(Figure record extracts)

○ ○ ○ ○

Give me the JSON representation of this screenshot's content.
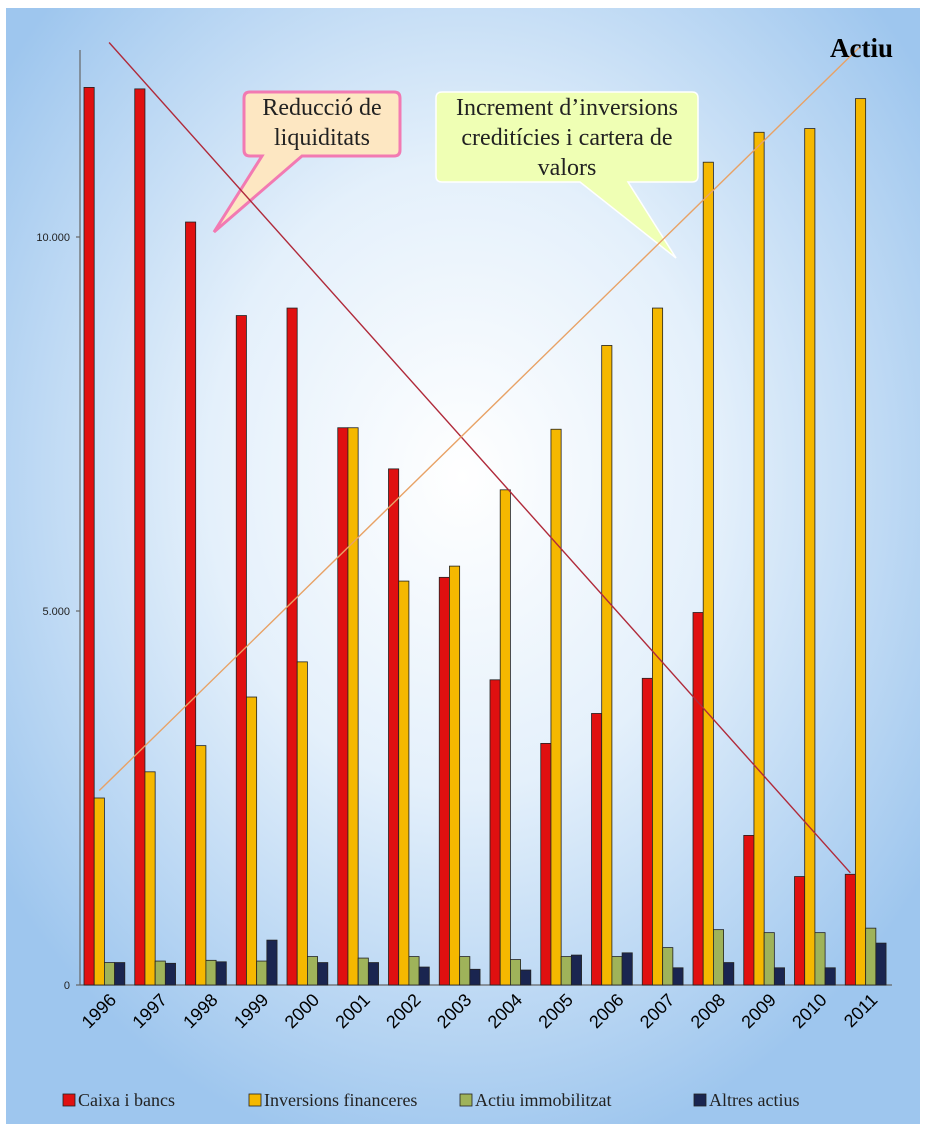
{
  "chart_data": {
    "type": "bar",
    "title": "Actiu",
    "categories": [
      "1996",
      "1997",
      "1998",
      "1999",
      "2000",
      "2001",
      "2002",
      "2003",
      "2004",
      "2005",
      "2006",
      "2007",
      "2008",
      "2009",
      "2010",
      "2011"
    ],
    "series": [
      {
        "name": "Caixa i bancs",
        "color": "#e01010",
        "values": [
          12000,
          11980,
          10200,
          8950,
          9050,
          7450,
          6900,
          5450,
          4080,
          3230,
          3630,
          4100,
          4980,
          2000,
          1450,
          1480
        ]
      },
      {
        "name": "Inversions financeres",
        "color": "#f5b800",
        "values": [
          2500,
          2850,
          3200,
          3850,
          4320,
          7450,
          5400,
          5600,
          6620,
          7430,
          8550,
          9050,
          11000,
          11400,
          11450,
          11850
        ]
      },
      {
        "name": "Actiu immobilitzat",
        "color": "#9fb35a",
        "values": [
          300,
          320,
          330,
          320,
          380,
          360,
          380,
          380,
          340,
          380,
          380,
          500,
          740,
          700,
          700,
          760
        ]
      },
      {
        "name": "Altres actius",
        "color": "#1a2550",
        "values": [
          300,
          290,
          310,
          600,
          300,
          300,
          240,
          210,
          200,
          400,
          430,
          230,
          300,
          230,
          230,
          560
        ]
      }
    ],
    "ylim": [
      0,
      12500
    ],
    "yticks": [
      {
        "value": 0,
        "label": "0"
      },
      {
        "value": 5000,
        "label": "5.000"
      },
      {
        "value": 10000,
        "label": "10.000"
      }
    ],
    "trendlines": [
      {
        "series": "Caixa i bancs",
        "color": "#b02a3a",
        "points": [
          {
            "x": "1996",
            "y": 12600
          },
          {
            "x": "2011",
            "y": 1500
          }
        ]
      },
      {
        "series": "Inversions financeres",
        "color": "#e8a266",
        "points": [
          {
            "x": "1996",
            "y": 2600
          },
          {
            "x": "2011",
            "y": 12550
          }
        ]
      }
    ],
    "annotations": [
      {
        "text": "Reducció de liquiditats",
        "points_to": {
          "series": "Caixa i bancs",
          "x": "1998"
        }
      },
      {
        "text": "Increment d’inversions creditícies i cartera de valors",
        "points_to": {
          "series": "Inversions financeres",
          "x": "2007"
        }
      }
    ],
    "legend_position": "bottom",
    "grid": false
  }
}
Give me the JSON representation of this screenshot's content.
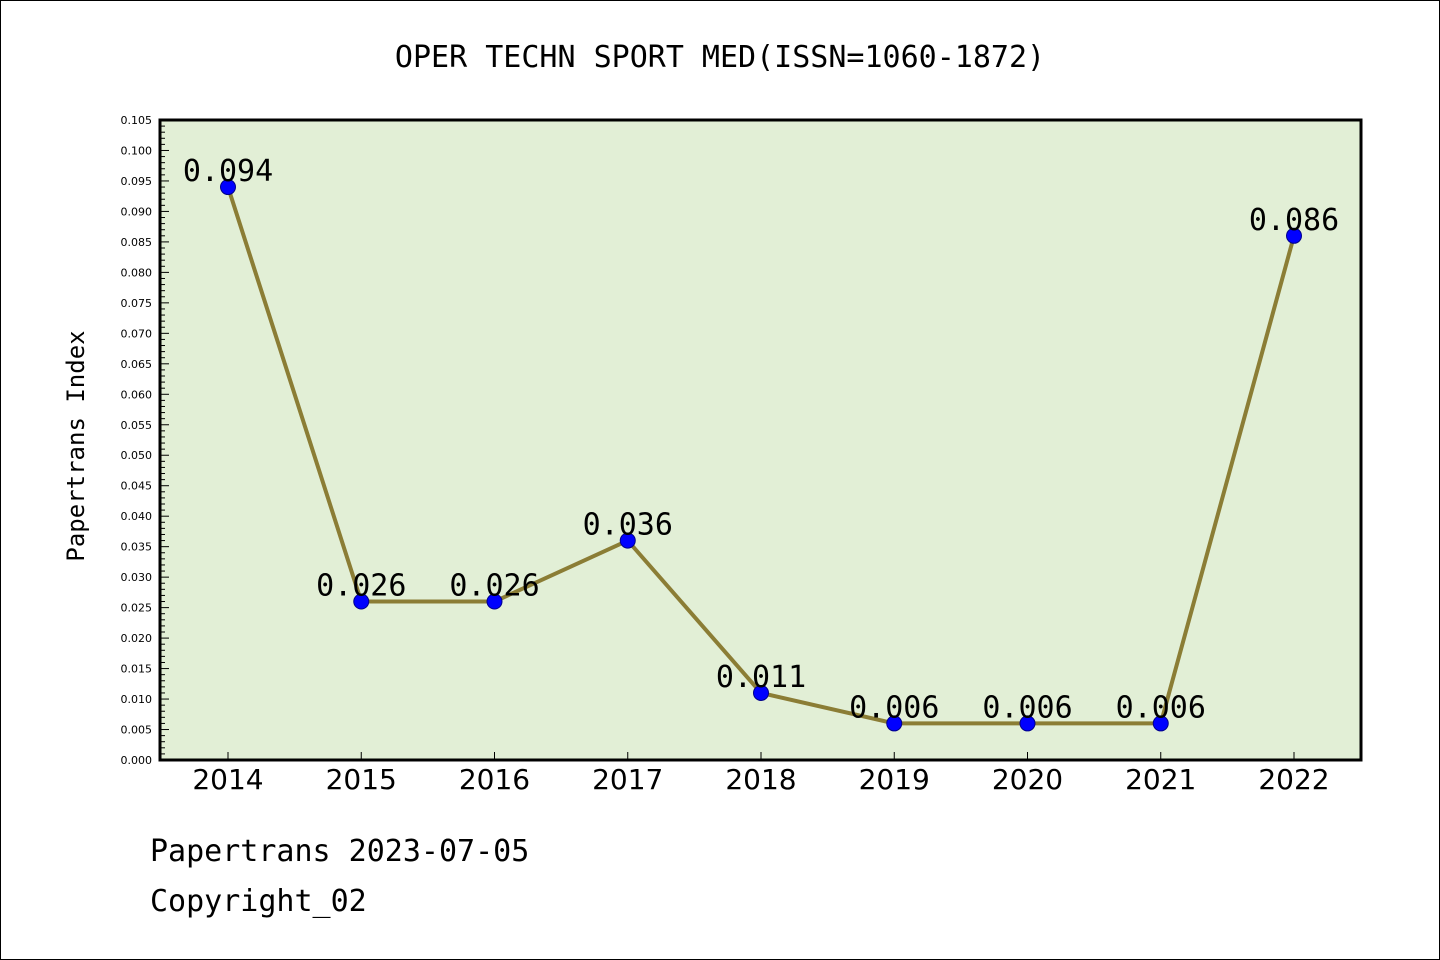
{
  "chart_data": {
    "type": "line",
    "title": "OPER TECHN SPORT MED(ISSN=1060-1872)",
    "xlabel": "",
    "ylabel": "Papertrans Index",
    "categories": [
      "2014",
      "2015",
      "2016",
      "2017",
      "2018",
      "2019",
      "2020",
      "2021",
      "2022"
    ],
    "series": [
      {
        "values": [
          0.094,
          0.026,
          0.026,
          0.036,
          0.011,
          0.006,
          0.006,
          0.006,
          0.086
        ],
        "labels": [
          "0.094",
          "0.026",
          "0.026",
          "0.036",
          "0.011",
          "0.006",
          "0.006",
          "0.006",
          "0.086"
        ]
      }
    ],
    "ylim": [
      0,
      0.105
    ],
    "yticks": [
      "0.000",
      "0.005",
      "0.010",
      "0.015",
      "0.020",
      "0.025",
      "0.030",
      "0.035",
      "0.040",
      "0.045",
      "0.050",
      "0.055",
      "0.060",
      "0.065",
      "0.070",
      "0.075",
      "0.080",
      "0.085",
      "0.090",
      "0.095",
      "0.100",
      "0.105"
    ],
    "grid": false,
    "colors": {
      "plot_background": "#e2efd6",
      "line": "#8b7d35",
      "marker": "#0000ff",
      "marker_edge": "#00008b"
    }
  },
  "footer": {
    "line1": "Papertrans 2023-07-05",
    "line2": "Copyright_02"
  }
}
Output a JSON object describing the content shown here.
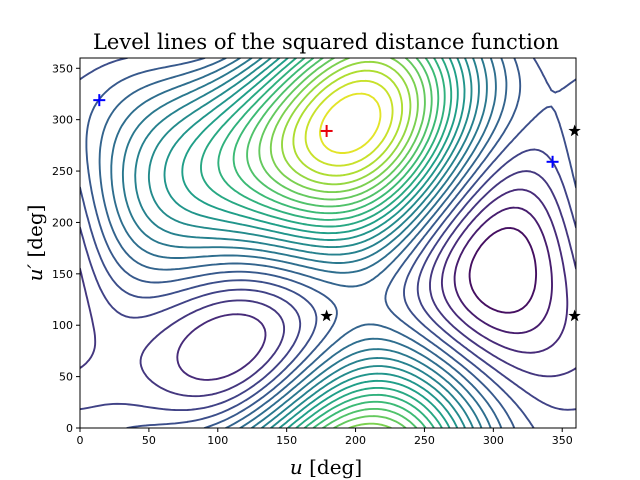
{
  "chart_data": {
    "type": "contour",
    "title": "Level lines of the squared distance function",
    "xlabel_var": "u",
    "xlabel_unit": " [deg]",
    "ylabel_var": "u′",
    "ylabel_unit": " [deg]",
    "xlim": [
      0,
      360
    ],
    "ylim": [
      0,
      360
    ],
    "xticks": [
      0,
      50,
      100,
      150,
      200,
      250,
      300,
      350
    ],
    "yticks": [
      0,
      50,
      100,
      150,
      200,
      250,
      300,
      350
    ],
    "grid": false,
    "colormap": "viridis",
    "maximum_marker": {
      "u": 179,
      "u_prime": 289,
      "marker": "+",
      "color": "#e8000b"
    },
    "minimum_markers": [
      {
        "u": 14,
        "u_prime": 319,
        "marker": "+",
        "color": "#0000ff"
      },
      {
        "u": 343,
        "u_prime": 259,
        "marker": "+",
        "color": "#0000ff"
      }
    ],
    "saddle_markers": [
      {
        "u": 179,
        "u_prime": 109,
        "marker": "star",
        "color": "#000000"
      },
      {
        "u": 359,
        "u_prime": 289,
        "marker": "star",
        "color": "#000000"
      },
      {
        "u": 359,
        "u_prime": 109,
        "marker": "star",
        "color": "#000000"
      }
    ]
  }
}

○ ○ ○ ○

### TASK PROMPT
Without the pictures, reproduce every line of the records above exactly.

### COMPLETE OUTPUT
Give me the JSON representation of this screenshot's content.
{
  "chart_data": {
    "type": "bar",
    "title": "Actiu",
    "categories": [
      "1996",
      "1997",
      "1998",
      "1999",
      "2000",
      "2001",
      "2002",
      "2003",
      "2004",
      "2005",
      "2006",
      "2007",
      "2008",
      "2009",
      "2010",
      "2011"
    ],
    "series": [
      {
        "name": "Caixa i bancs",
        "color": "#e01010",
        "values": [
          12000,
          11980,
          10200,
          8950,
          9050,
          7450,
          6900,
          5450,
          4080,
          3230,
          3630,
          4100,
          4980,
          2000,
          1450,
          1480
        ]
      },
      {
        "name": "Inversions financeres",
        "color": "#f5b800",
        "values": [
          2500,
          2850,
          3200,
          3850,
          4320,
          7450,
          5400,
          5600,
          6620,
          7430,
          8550,
          9050,
          11000,
          11400,
          11450,
          11850
        ]
      },
      {
        "name": "Actiu immobilitzat",
        "color": "#9fb35a",
        "values": [
          300,
          320,
          330,
          320,
          380,
          360,
          380,
          380,
          340,
          380,
          380,
          500,
          740,
          700,
          700,
          760
        ]
      },
      {
        "name": "Altres actius",
        "color": "#1a2550",
        "values": [
          300,
          290,
          310,
          600,
          300,
          300,
          240,
          210,
          200,
          400,
          430,
          230,
          300,
          230,
          230,
          560
        ]
      }
    ],
    "ylim": [
      0,
      12500
    ],
    "yticks": [
      {
        "value": 0,
        "label": "0"
      },
      {
        "value": 5000,
        "label": "5.000"
      },
      {
        "value": 10000,
        "label": "10.000"
      }
    ],
    "trendlines": [
      {
        "series": "Caixa i bancs",
        "color": "#b02a3a",
        "points": [
          {
            "x": "1996",
            "y": 12600
          },
          {
            "x": "2011",
            "y": 1500
          }
        ]
      },
      {
        "series": "Inversions financeres",
        "color": "#e8a266",
        "points": [
          {
            "x": "1996",
            "y": 2600
          },
          {
            "x": "2011",
            "y": 12550
          }
        ]
      }
    ],
    "annotations": [
      {
        "text": "Reducció de liquiditats",
        "points_to": {
          "series": "Caixa i bancs",
          "x": "1998"
        }
      },
      {
        "text": "Increment d’inversions creditícies i cartera de valors",
        "points_to": {
          "series": "Inversions financeres",
          "x": "2007"
        }
      }
    ],
    "legend_position": "bottom",
    "grid": false
  }
}
Give me the JSON representation of this screenshot's content.
{
  "chart_data": {
    "type": "line",
    "title": "OPER TECHN SPORT MED(ISSN=1060-1872)",
    "xlabel": "",
    "ylabel": "Papertrans Index",
    "categories": [
      "2014",
      "2015",
      "2016",
      "2017",
      "2018",
      "2019",
      "2020",
      "2021",
      "2022"
    ],
    "series": [
      {
        "values": [
          0.094,
          0.026,
          0.026,
          0.036,
          0.011,
          0.006,
          0.006,
          0.006,
          0.086
        ],
        "labels": [
          "0.094",
          "0.026",
          "0.026",
          "0.036",
          "0.011",
          "0.006",
          "0.006",
          "0.006",
          "0.086"
        ]
      }
    ],
    "ylim": [
      0,
      0.105
    ],
    "yticks": [
      "0.000",
      "0.005",
      "0.010",
      "0.015",
      "0.020",
      "0.025",
      "0.030",
      "0.035",
      "0.040",
      "0.045",
      "0.050",
      "0.055",
      "0.060",
      "0.065",
      "0.070",
      "0.075",
      "0.080",
      "0.085",
      "0.090",
      "0.095",
      "0.100",
      "0.105"
    ],
    "grid": false,
    "colors": {
      "plot_background": "#e2efd6",
      "line": "#8b7d35",
      "marker": "#0000ff",
      "marker_edge": "#00008b"
    }
  },
  "footer": {
    "line1": "Papertrans 2023-07-05",
    "line2": "Copyright_02"
  }
}
Output a JSON object describing the content shown here.
{
  "chart_data": {
    "type": "contour",
    "title": "Level lines of the squared distance function",
    "xlabel_var": "u",
    "xlabel_unit": " [deg]",
    "ylabel_var": "u′",
    "ylabel_unit": " [deg]",
    "xlim": [
      0,
      360
    ],
    "ylim": [
      0,
      360
    ],
    "xticks": [
      0,
      50,
      100,
      150,
      200,
      250,
      300,
      350
    ],
    "yticks": [
      0,
      50,
      100,
      150,
      200,
      250,
      300,
      350
    ],
    "grid": false,
    "colormap": "viridis",
    "maximum_marker": {
      "u": 179,
      "u_prime": 289,
      "marker": "+",
      "color": "#e8000b"
    },
    "minimum_markers": [
      {
        "u": 14,
        "u_prime": 319,
        "marker": "+",
        "color": "#0000ff"
      },
      {
        "u": 343,
        "u_prime": 259,
        "marker": "+",
        "color": "#0000ff"
      }
    ],
    "saddle_markers": [
      {
        "u": 179,
        "u_prime": 109,
        "marker": "star",
        "color": "#000000"
      },
      {
        "u": 359,
        "u_prime": 289,
        "marker": "star",
        "color": "#000000"
      },
      {
        "u": 359,
        "u_prime": 109,
        "marker": "star",
        "color": "#000000"
      }
    ]
  }
}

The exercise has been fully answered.